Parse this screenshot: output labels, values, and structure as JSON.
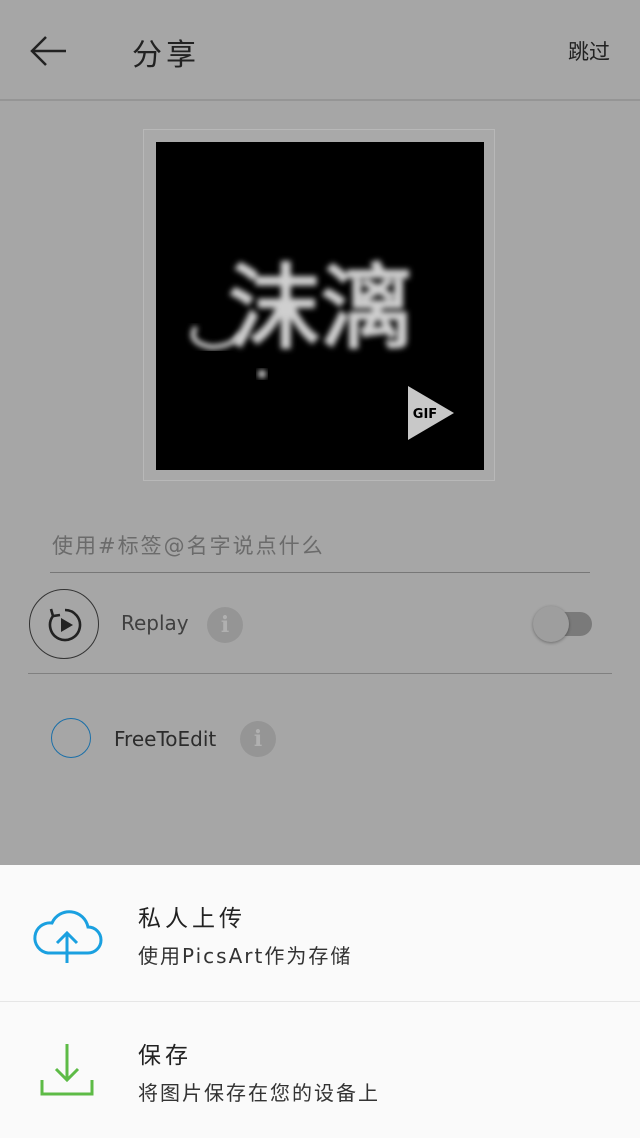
{
  "header": {
    "title": "分享",
    "skip_label": "跳过"
  },
  "preview": {
    "art_text": "沫漓",
    "gif_badge": "GIF"
  },
  "caption": {
    "placeholder": "使用#标签@名字说点什么"
  },
  "replay": {
    "label": "Replay",
    "enabled": false
  },
  "free_to_edit": {
    "label": "FreeToEdit",
    "checked": false
  },
  "sheet": {
    "items": [
      {
        "title": "私人上传",
        "subtitle": "使用PicsArt作为存储",
        "icon": "cloud-upload-icon",
        "color": "#1aa0e0"
      },
      {
        "title": "保存",
        "subtitle": "将图片保存在您的设备上",
        "icon": "download-icon",
        "color": "#5dbb46"
      }
    ]
  },
  "colors": {
    "overlay_bg": "#a6a6a6",
    "sheet_bg": "#fafafa",
    "check_ring": "#1a6fa8"
  }
}
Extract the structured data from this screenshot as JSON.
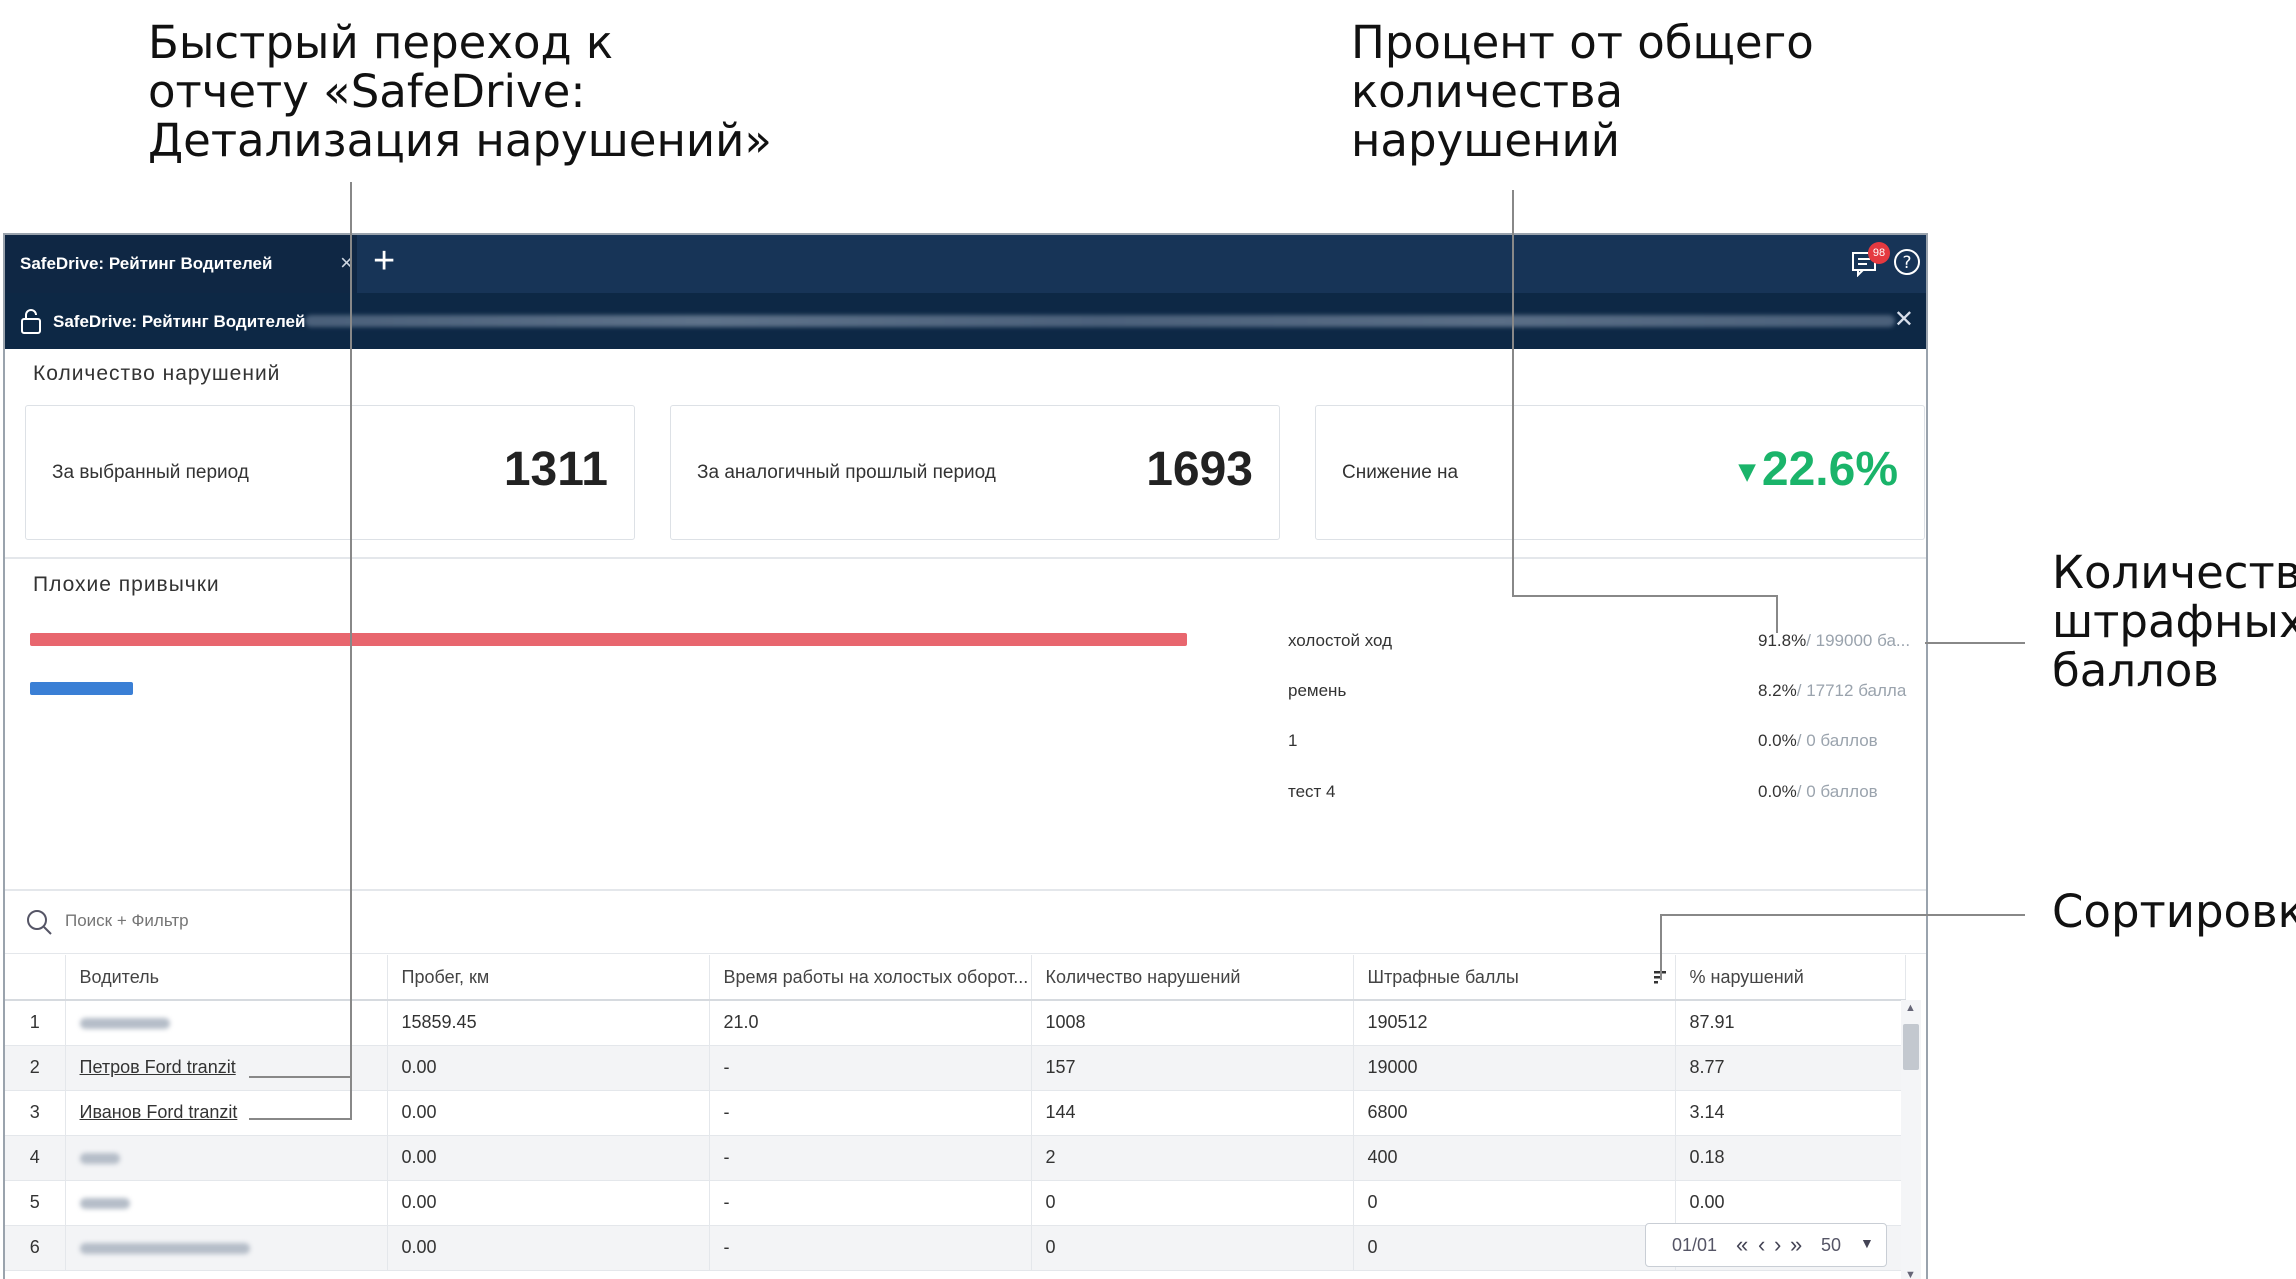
{
  "callouts": {
    "quick_nav": "Быстрый переход к\nотчету «SafeDrive:\nДетализация нарушений»",
    "percent": "Процент от общего\nколичества\nнарушений",
    "penalty": "Количество\nштрафных\nбаллов",
    "sort": "Сортировка"
  },
  "tab": {
    "title": "SafeDrive: Рейтинг Водителей",
    "close": "×",
    "add": "+"
  },
  "header": {
    "badge": "98"
  },
  "subheader": {
    "title": "SafeDrive: Рейтинг Водителей",
    "close": "✕"
  },
  "violations": {
    "section_title": "Количество нарушений",
    "cards": [
      {
        "label": "За выбранный период",
        "value": "1311"
      },
      {
        "label": "За аналогичный прошлый период",
        "value": "1693"
      },
      {
        "label": "Снижение на",
        "value": "22.6%",
        "arrow": "▼"
      }
    ]
  },
  "habits": {
    "section_title": "Плохие привычки",
    "bars": [
      {
        "fraction": 0.918,
        "color": "#e8666e"
      },
      {
        "fraction": 0.082,
        "color": "#3a7fd5"
      }
    ],
    "items": [
      {
        "name": "холостой ход",
        "pct": "91.8%",
        "points": "/ 199000 ба..."
      },
      {
        "name": "ремень",
        "pct": "8.2%",
        "points": "/ 17712 балла"
      },
      {
        "name": "1",
        "pct": "0.0%",
        "points": "/ 0 баллов"
      },
      {
        "name": "тест 4",
        "pct": "0.0%",
        "points": "/ 0 баллов"
      }
    ]
  },
  "search": {
    "placeholder": "Поиск + Фильтр"
  },
  "table": {
    "columns": [
      "Водитель",
      "Пробег, км",
      "Время работы на холостых оборот...",
      "Количество нарушений",
      "Штрафные баллы",
      "% нарушений"
    ],
    "rows": [
      {
        "n": "1",
        "driver": "",
        "mileage": "15859.45",
        "idle": "21.0",
        "count": "1008",
        "points": "190512",
        "pct": "87.91"
      },
      {
        "n": "2",
        "driver": "Петров Ford tranzit",
        "mileage": "0.00",
        "idle": "-",
        "count": "157",
        "points": "19000",
        "pct": "8.77"
      },
      {
        "n": "3",
        "driver": "Иванов Ford tranzit",
        "mileage": "0.00",
        "idle": "-",
        "count": "144",
        "points": "6800",
        "pct": "3.14"
      },
      {
        "n": "4",
        "driver": "",
        "mileage": "0.00",
        "idle": "-",
        "count": "2",
        "points": "400",
        "pct": "0.18"
      },
      {
        "n": "5",
        "driver": "",
        "mileage": "0.00",
        "idle": "-",
        "count": "0",
        "points": "0",
        "pct": "0.00"
      },
      {
        "n": "6",
        "driver": "",
        "mileage": "0.00",
        "idle": "-",
        "count": "0",
        "points": "0",
        "pct": ""
      }
    ]
  },
  "pager": {
    "page": "01/01",
    "size": "50"
  }
}
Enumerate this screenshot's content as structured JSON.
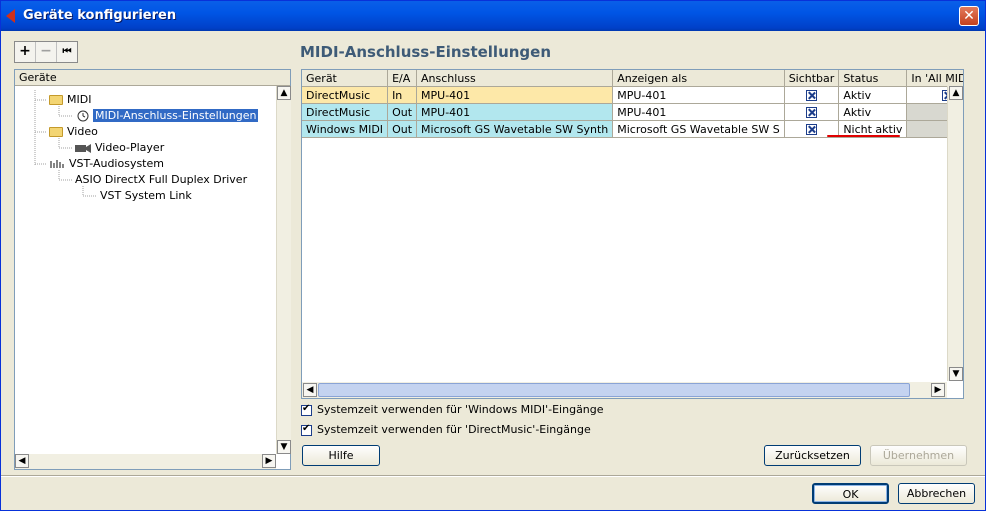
{
  "window": {
    "title": "Geräte konfigurieren",
    "close_glyph": "✕"
  },
  "toolbar": {
    "add": "+",
    "remove": "−",
    "reset": "⏮"
  },
  "panel_title": "MIDI-Anschluss-Einstellungen",
  "tree": {
    "header": "Geräte",
    "items": [
      {
        "label": "MIDI",
        "icon": "folder-icon"
      },
      {
        "label": "MIDI-Anschluss-Einstellungen",
        "icon": "clock-icon",
        "selected": true
      },
      {
        "label": "Video",
        "icon": "folder-icon"
      },
      {
        "label": "Video-Player",
        "icon": "video-player-icon"
      },
      {
        "label": "VST-Audiosystem",
        "icon": "audio-icon"
      },
      {
        "label": "ASIO DirectX Full Duplex Driver"
      },
      {
        "label": "VST System Link"
      }
    ]
  },
  "table": {
    "columns": [
      "Gerät",
      "E/A",
      "Anschluss",
      "Anzeigen als",
      "Sichtbar",
      "Status",
      "In 'All MIDI In"
    ],
    "rows": [
      {
        "geraet": "DirectMusic",
        "ea": "In",
        "anschluss": "MPU-401",
        "anzeigen": "MPU-401",
        "sichtbar": true,
        "status": "Aktiv",
        "all_midi_in": true
      },
      {
        "geraet": "DirectMusic",
        "ea": "Out",
        "anschluss": "MPU-401",
        "anzeigen": "MPU-401",
        "sichtbar": true,
        "status": "Aktiv",
        "all_midi_in": null
      },
      {
        "geraet": "Windows MIDI",
        "ea": "Out",
        "anschluss": "Microsoft GS Wavetable SW Synth",
        "anzeigen": "Microsoft GS Wavetable SW S",
        "sichtbar": true,
        "status": "Nicht aktiv",
        "all_midi_in": null
      }
    ]
  },
  "options": {
    "windows_midi": "Systemzeit verwenden für 'Windows MIDI'-Eingänge",
    "directmusic": "Systemzeit verwenden für 'DirectMusic'-Eingänge"
  },
  "buttons": {
    "help": "Hilfe",
    "reset": "Zurücksetzen",
    "apply": "Übernehmen",
    "ok": "OK",
    "cancel": "Abbrechen"
  },
  "colors": {
    "accent_title": "#3e5b77",
    "row_in": "#fde8a8",
    "row_out": "#b2e7ee",
    "highlight_underline": "#e00000",
    "selection": "#316ac5"
  }
}
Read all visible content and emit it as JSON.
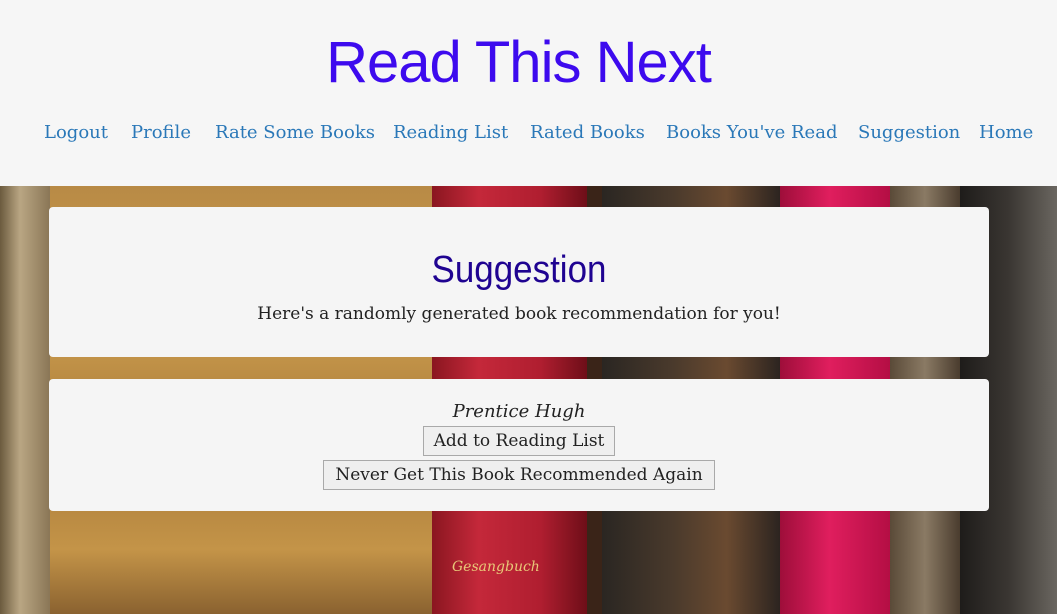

= = =

**The exercise**
In the listing above, find the lines holding the word "tranzit" and copy them.

**The completed task**
        "driver": "Петров Ford tranzit",
        "driver": "Иванов Ford tranzit",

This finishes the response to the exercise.